### TEXTO FORNECIDO:
- Relator(a)
- Ministro Antonio Carlos Ferreira
- Órgão julgador
- Quarta Turma
- Data do julgamento
- 09/05/2022
- Data de publicação
- 16/05/2022
STJ – Acórdão, Rel. Ministro Antonio Carlos Ferreira, Quarta Turma, j. 09/05/2022, p. 16/05/2022
CIVIL. CONTRATOS. AGRAVO INTERNO NO RECURSO ESPECIAL. PLANO DE SAÚDE COLETIVO. RESCISÃO UNILATERAL IMOTIVADA. LEGALIDADE EM TESE. BENEFICIÁRIA EM TRATAMENTO DE SAÚDE. DANOS MORAIS. EXISTÊNCIA. REEXAME DE FATOS E PROVAS. IMPOSSIBILIDADE. SÚMULA N. 7/STJ. DECISÃO MANTIDA. 1. "O plano de saúde coletivo pode ser rescindido ou suspenso imotivadamente (independentemente da existência de fraude ou inadimplência), após a vigência do período de doze meses e mediante prévia notificação do usuário com antecedência mínima de sessenta dias (artigo 17 da Resolução Normativa ANS 195/2009). Nada obstante, no caso de usuário em estado de saúde grave, independentemente do regime de contratação do plano de saúde (coletivo ou individual), deve-se aguardar a conclusão do tratamento médico garantidor da sobrevivência e/ou incolumidade física para se pôr fim à avença" (AgInt no AREsp 1.433.637/SP, Relator Ministro LUIS FELIPE SALOMÃO, QUARTA TURMA, julgado em 16/5/2019, DJe 23/5/2019). 2. No caso, o Tribunal a quo reconheceu que a rescisão era indevida, por estar a parte beneficiária em tratamento de doença grave, além de ter havido danos morais a serem indenizados em decorrência da negativa de atendimento. Nesse contexto, em sede de recurso especial, não há como reexaminar fatos e provas para alterar o entendimento da Corte de origem, ante o óbice da Súmula n. 7/STJ. 3. Agravo interno a que se nega provimento. (AgInt no REsp n. 1.963.156/DF, relator Ministro Antonio Carlos Ferreira, Quarta Turma, julgado em 9/5/2022, DJe de 16/5/2022.)

### TAREFA:
Reescreva em forma de lista o parágrafo do acórdão que começa com "CIVIL. CONTRATOS. AGRAVO INTERNO", mantendo os fatos principais. Para responder, use só o acórdão.

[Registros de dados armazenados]
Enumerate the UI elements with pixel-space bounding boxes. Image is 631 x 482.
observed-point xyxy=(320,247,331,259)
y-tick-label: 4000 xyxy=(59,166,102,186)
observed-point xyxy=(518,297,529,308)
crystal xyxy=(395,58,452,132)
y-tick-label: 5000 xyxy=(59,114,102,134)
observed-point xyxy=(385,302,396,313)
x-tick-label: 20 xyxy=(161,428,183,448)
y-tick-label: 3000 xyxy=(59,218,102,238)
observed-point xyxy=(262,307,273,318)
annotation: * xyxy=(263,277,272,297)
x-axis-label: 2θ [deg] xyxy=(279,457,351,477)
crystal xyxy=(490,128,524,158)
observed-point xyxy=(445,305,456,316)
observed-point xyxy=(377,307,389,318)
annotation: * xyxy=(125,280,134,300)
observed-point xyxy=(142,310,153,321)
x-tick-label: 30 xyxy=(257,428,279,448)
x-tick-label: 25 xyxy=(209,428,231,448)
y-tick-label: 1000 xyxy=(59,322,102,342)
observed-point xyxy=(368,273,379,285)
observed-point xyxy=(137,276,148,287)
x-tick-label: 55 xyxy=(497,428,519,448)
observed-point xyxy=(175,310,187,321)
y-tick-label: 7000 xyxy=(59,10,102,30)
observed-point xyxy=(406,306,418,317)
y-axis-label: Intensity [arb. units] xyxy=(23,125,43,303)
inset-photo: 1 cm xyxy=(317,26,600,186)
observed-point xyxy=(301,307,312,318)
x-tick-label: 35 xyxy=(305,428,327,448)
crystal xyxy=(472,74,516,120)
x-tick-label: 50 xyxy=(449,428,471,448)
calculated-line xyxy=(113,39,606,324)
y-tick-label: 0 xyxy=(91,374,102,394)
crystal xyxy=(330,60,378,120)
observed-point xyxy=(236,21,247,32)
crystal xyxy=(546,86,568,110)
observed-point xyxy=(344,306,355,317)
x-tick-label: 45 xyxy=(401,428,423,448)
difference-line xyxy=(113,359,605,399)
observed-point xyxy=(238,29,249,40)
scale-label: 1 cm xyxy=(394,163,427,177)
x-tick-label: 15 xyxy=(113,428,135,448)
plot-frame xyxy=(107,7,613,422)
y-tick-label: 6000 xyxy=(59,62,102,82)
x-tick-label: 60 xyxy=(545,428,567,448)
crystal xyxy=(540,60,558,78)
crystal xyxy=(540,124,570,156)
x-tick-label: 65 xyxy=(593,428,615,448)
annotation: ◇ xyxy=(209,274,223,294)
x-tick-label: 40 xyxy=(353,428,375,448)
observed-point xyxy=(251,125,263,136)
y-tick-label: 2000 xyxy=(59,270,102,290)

### RESPOSTA:
- O caso é um agravo interno em recurso especial sobre o cancelamento sem motivo de um plano de saúde coletivo.
- Regra citada (AgInt no AREsp 1.433.637/SP, relator Ministro Luis Felipe Salomão, Quarta Turma, julgado em 16/5/2019, DJe 23/5/2019): o plano coletivo pode ser rescindido ou suspenso sem motivo depois de doze meses de vigência. O usuário precisa ser avisado com pelo menos sessenta dias de antecedência (artigo 17 da Resolução Normativa ANS 195/2009).
- Exceção: se o usuário estiver em estado de saúde grave, seja o plano coletivo ou individual, é preciso esperar o fim do tratamento que garante sua sobrevivência ou integridade física.
- Neste caso, o tribunal de origem considerou a rescisão indevida porque a beneficiária estava em tratamento de doença grave. Também reconheceu danos morais a indenizar pela negativa de atendimento.
- Em recurso especial, não é possível reexaminar fatos e provas para mudar esse entendimento (Súmula n. 7/STJ).
- Resultado: o agravo interno foi negado e a decisão foi mantida (AgInt no REsp n. 1.963.156/DF, relator Ministro Antonio Carlos Ferreira, Quarta Turma, julgado em 9/5/2022, DJe de 16/5/2022).